**Given data:**

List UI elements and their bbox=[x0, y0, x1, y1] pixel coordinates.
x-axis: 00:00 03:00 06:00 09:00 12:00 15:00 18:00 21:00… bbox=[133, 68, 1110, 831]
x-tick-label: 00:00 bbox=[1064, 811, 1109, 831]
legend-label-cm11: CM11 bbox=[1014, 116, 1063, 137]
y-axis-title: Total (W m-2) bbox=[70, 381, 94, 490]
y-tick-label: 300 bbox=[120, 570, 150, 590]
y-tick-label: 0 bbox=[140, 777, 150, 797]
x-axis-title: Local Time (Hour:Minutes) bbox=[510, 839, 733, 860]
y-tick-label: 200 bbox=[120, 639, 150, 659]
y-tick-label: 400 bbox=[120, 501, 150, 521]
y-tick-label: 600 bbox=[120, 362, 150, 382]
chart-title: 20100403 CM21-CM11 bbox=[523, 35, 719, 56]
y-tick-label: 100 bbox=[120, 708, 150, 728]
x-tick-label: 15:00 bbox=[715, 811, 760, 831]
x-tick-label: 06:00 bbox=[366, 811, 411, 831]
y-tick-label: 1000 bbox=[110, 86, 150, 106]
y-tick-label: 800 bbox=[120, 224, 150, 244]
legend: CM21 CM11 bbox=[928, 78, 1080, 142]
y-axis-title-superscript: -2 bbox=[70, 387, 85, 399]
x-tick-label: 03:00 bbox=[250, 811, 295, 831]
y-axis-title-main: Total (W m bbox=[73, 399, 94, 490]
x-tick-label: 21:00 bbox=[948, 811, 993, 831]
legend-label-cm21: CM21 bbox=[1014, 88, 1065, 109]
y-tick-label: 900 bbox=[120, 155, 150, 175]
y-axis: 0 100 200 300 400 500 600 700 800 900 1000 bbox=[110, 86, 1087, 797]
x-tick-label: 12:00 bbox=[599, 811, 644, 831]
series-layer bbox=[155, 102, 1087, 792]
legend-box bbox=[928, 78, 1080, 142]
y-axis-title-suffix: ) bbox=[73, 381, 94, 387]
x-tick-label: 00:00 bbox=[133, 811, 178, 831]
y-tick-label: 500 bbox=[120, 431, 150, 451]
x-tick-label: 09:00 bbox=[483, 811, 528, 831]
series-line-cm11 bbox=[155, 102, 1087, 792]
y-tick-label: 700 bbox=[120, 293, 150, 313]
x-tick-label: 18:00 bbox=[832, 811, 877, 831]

**Directions:**
Update the rows above so that "x-tick-label" becomes "x-axis-tick" wherever it occurs, and leave everything else unchanged.

**Problem solution:**
List UI elements and their bbox=[x0, y0, x1, y1] pixel coordinates.
x-axis: 00:00 03:00 06:00 09:00 12:00 15:00 18:00 21:00… bbox=[133, 68, 1110, 831]
x-axis-tick: 00:00 bbox=[1064, 811, 1109, 831]
legend-label-cm11: CM11 bbox=[1014, 116, 1063, 137]
y-axis-title: Total (W m-2) bbox=[70, 381, 94, 490]
y-tick-label: 300 bbox=[120, 570, 150, 590]
y-tick-label: 0 bbox=[140, 777, 150, 797]
x-axis-title: Local Time (Hour:Minutes) bbox=[510, 839, 733, 860]
y-tick-label: 200 bbox=[120, 639, 150, 659]
y-tick-label: 400 bbox=[120, 501, 150, 521]
y-tick-label: 600 bbox=[120, 362, 150, 382]
chart-title: 20100403 CM21-CM11 bbox=[523, 35, 719, 56]
y-tick-label: 100 bbox=[120, 708, 150, 728]
x-axis-tick: 15:00 bbox=[715, 811, 760, 831]
x-axis-tick: 06:00 bbox=[366, 811, 411, 831]
y-tick-label: 1000 bbox=[110, 86, 150, 106]
y-tick-label: 800 bbox=[120, 224, 150, 244]
legend: CM21 CM11 bbox=[928, 78, 1080, 142]
y-axis-title-superscript: -2 bbox=[70, 387, 85, 399]
x-axis-tick: 03:00 bbox=[250, 811, 295, 831]
y-axis-title-main: Total (W m bbox=[73, 399, 94, 490]
x-axis-tick: 21:00 bbox=[948, 811, 993, 831]
legend-label-cm21: CM21 bbox=[1014, 88, 1065, 109]
y-tick-label: 900 bbox=[120, 155, 150, 175]
y-axis: 0 100 200 300 400 500 600 700 800 900 1000 bbox=[110, 86, 1087, 797]
x-axis-tick: 12:00 bbox=[599, 811, 644, 831]
series-layer bbox=[155, 102, 1087, 792]
legend-box bbox=[928, 78, 1080, 142]
y-axis-title-suffix: ) bbox=[73, 381, 94, 387]
x-axis-tick: 00:00 bbox=[133, 811, 178, 831]
y-tick-label: 500 bbox=[120, 431, 150, 451]
x-axis-tick: 09:00 bbox=[483, 811, 528, 831]
series-line-cm11 bbox=[155, 102, 1087, 792]
y-tick-label: 700 bbox=[120, 293, 150, 313]
x-axis-tick: 18:00 bbox=[832, 811, 877, 831]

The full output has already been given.